▶ Listed records:

((

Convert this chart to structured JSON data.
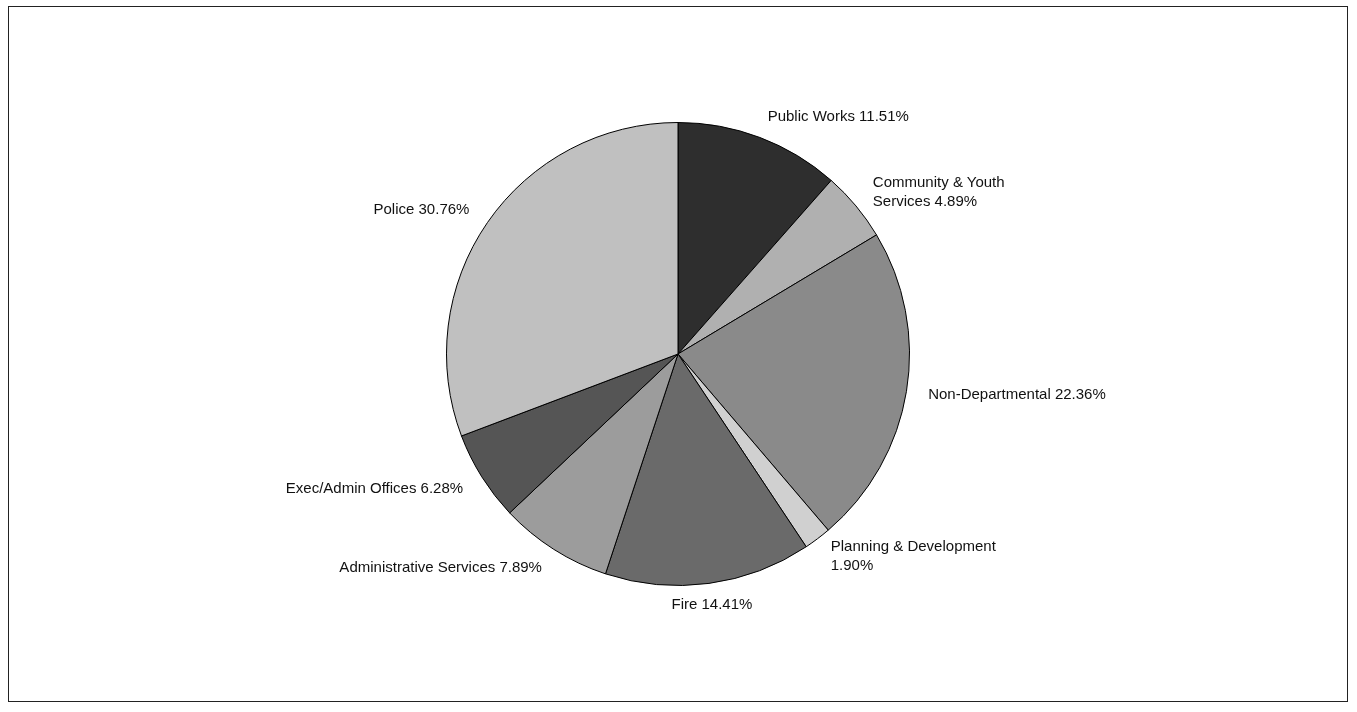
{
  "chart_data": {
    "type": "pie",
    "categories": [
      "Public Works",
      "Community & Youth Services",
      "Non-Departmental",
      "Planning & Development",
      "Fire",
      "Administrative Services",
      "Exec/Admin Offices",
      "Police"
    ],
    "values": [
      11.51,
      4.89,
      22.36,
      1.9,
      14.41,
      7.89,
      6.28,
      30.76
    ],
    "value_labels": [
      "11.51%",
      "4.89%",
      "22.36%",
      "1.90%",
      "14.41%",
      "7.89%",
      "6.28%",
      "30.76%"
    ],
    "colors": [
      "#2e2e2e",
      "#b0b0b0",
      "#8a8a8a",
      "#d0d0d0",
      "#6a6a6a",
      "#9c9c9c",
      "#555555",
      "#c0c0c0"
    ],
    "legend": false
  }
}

))

▶ Set exercise:
Images should not appear in the copy; retype the listing above exactly.

▶ Full answer:
Convert this chart to structured JSON data.
{
  "chart_data": {
    "type": "pie",
    "categories": [
      "Public Works",
      "Community & Youth Services",
      "Non-Departmental",
      "Planning & Development",
      "Fire",
      "Administrative Services",
      "Exec/Admin Offices",
      "Police"
    ],
    "values": [
      11.51,
      4.89,
      22.36,
      1.9,
      14.41,
      7.89,
      6.28,
      30.76
    ],
    "value_labels": [
      "11.51%",
      "4.89%",
      "22.36%",
      "1.90%",
      "14.41%",
      "7.89%",
      "6.28%",
      "30.76%"
    ],
    "colors": [
      "#2e2e2e",
      "#b0b0b0",
      "#8a8a8a",
      "#d0d0d0",
      "#6a6a6a",
      "#9c9c9c",
      "#555555",
      "#c0c0c0"
    ],
    "legend": false
  }
}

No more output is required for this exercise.